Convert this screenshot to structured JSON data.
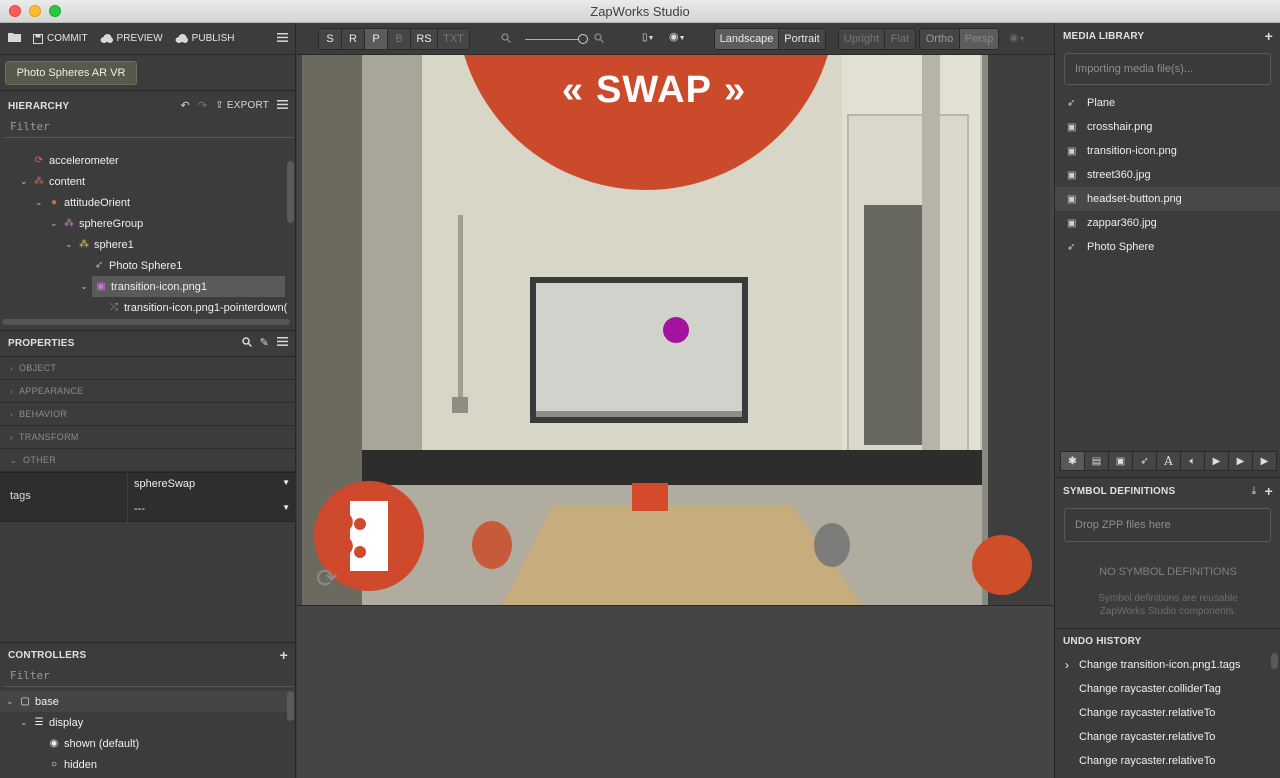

# # # #

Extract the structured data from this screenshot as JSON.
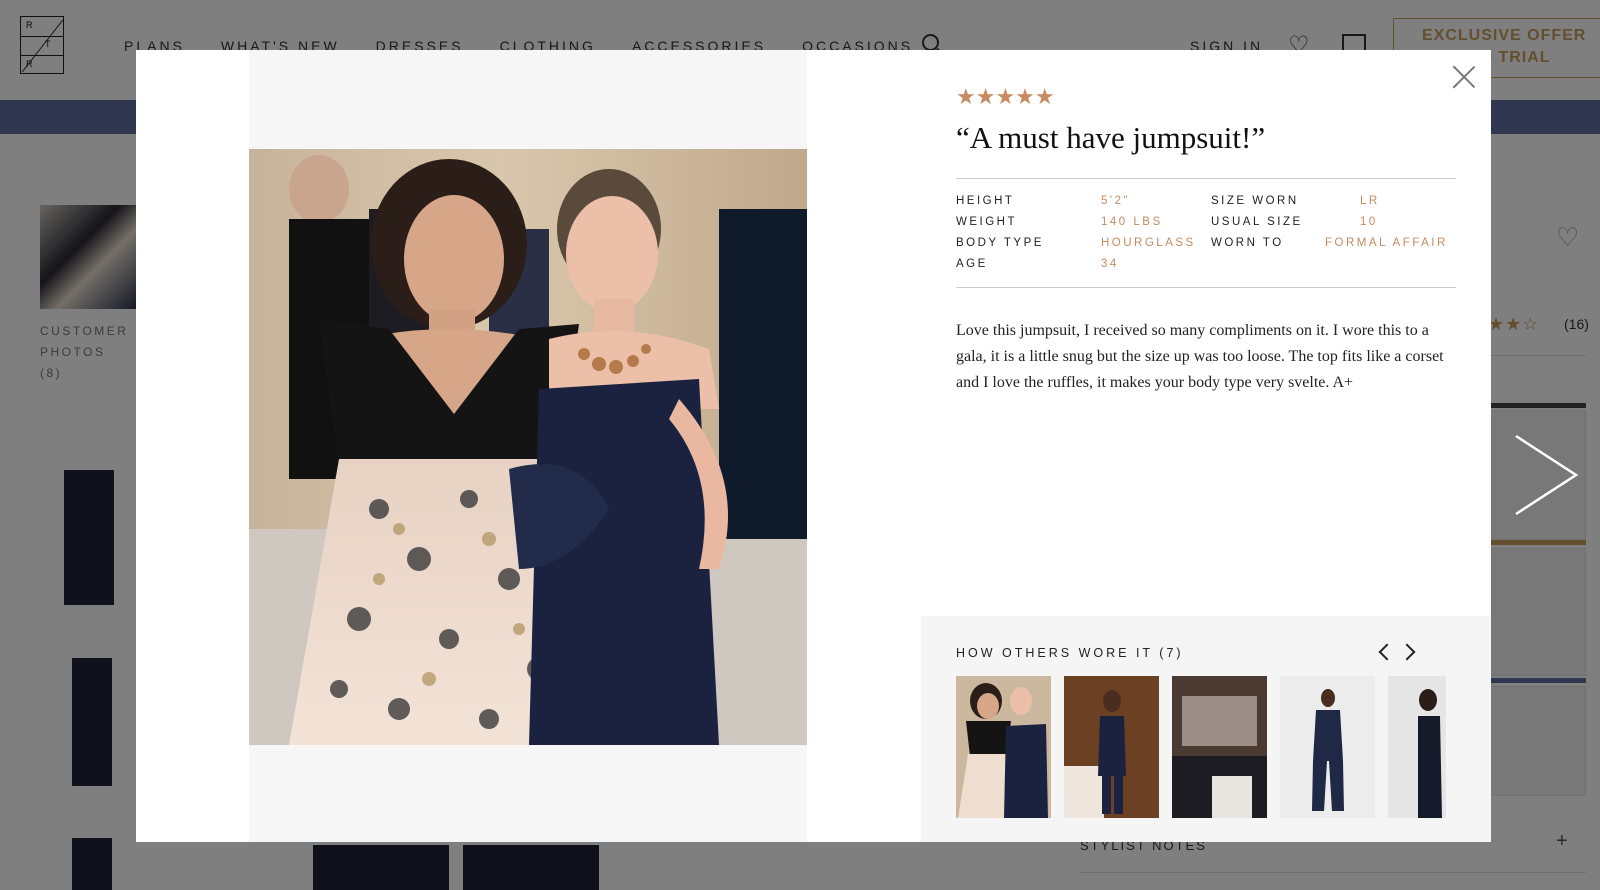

# # # #

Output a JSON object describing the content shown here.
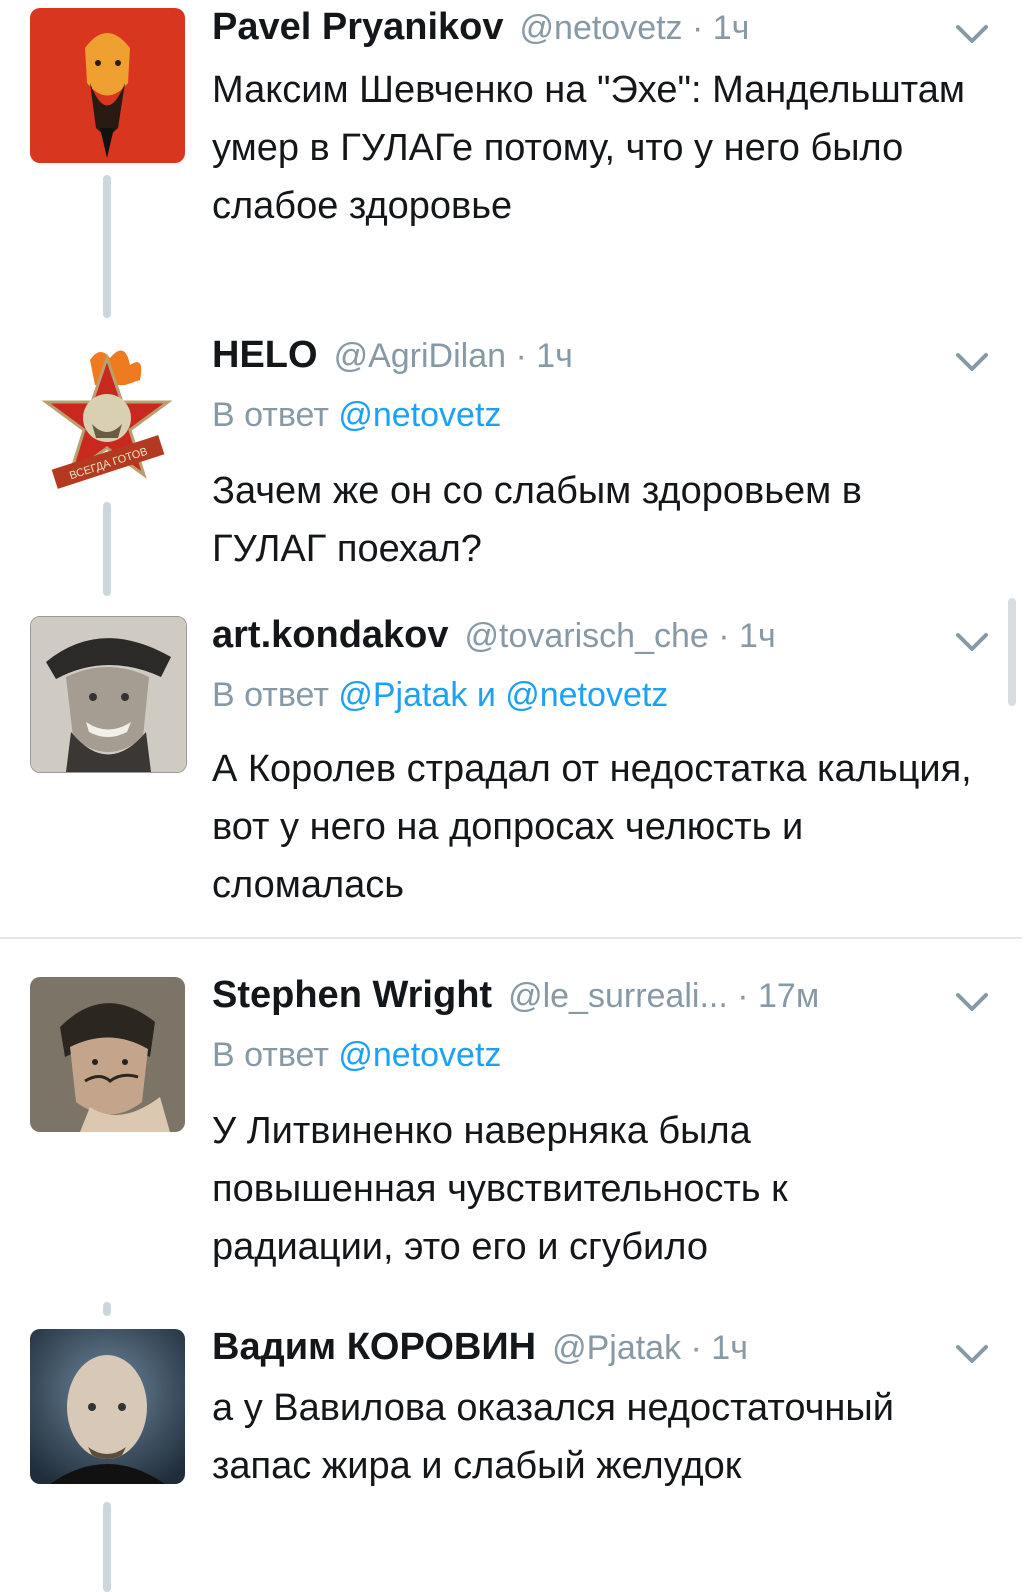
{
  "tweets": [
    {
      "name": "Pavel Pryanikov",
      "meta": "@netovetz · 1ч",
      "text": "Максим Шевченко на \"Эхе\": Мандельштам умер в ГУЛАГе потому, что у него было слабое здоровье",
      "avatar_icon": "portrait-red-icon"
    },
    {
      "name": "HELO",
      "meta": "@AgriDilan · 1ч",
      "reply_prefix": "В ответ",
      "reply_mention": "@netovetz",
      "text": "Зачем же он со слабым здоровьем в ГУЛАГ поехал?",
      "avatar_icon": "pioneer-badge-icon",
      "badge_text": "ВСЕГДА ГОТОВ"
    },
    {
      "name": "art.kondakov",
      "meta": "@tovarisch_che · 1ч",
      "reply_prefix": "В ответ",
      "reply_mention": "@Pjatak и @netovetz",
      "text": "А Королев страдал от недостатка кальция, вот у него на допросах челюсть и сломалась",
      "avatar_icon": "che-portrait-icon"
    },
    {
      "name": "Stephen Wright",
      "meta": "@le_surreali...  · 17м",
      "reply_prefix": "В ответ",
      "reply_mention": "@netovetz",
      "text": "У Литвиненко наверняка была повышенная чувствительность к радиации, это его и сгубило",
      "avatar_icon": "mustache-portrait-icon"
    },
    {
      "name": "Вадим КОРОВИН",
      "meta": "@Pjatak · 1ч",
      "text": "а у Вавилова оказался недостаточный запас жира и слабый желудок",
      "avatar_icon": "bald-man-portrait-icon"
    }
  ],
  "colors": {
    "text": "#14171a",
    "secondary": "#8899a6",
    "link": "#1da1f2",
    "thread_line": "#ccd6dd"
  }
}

# # # #

> _TASK BRIEF_:
Which lines contain "structured"? Copy each of them out.

> _FULL OUTPUT_:
Convert this screenshot to structured JSON data.
Extract the structured data from this screenshot as JSON.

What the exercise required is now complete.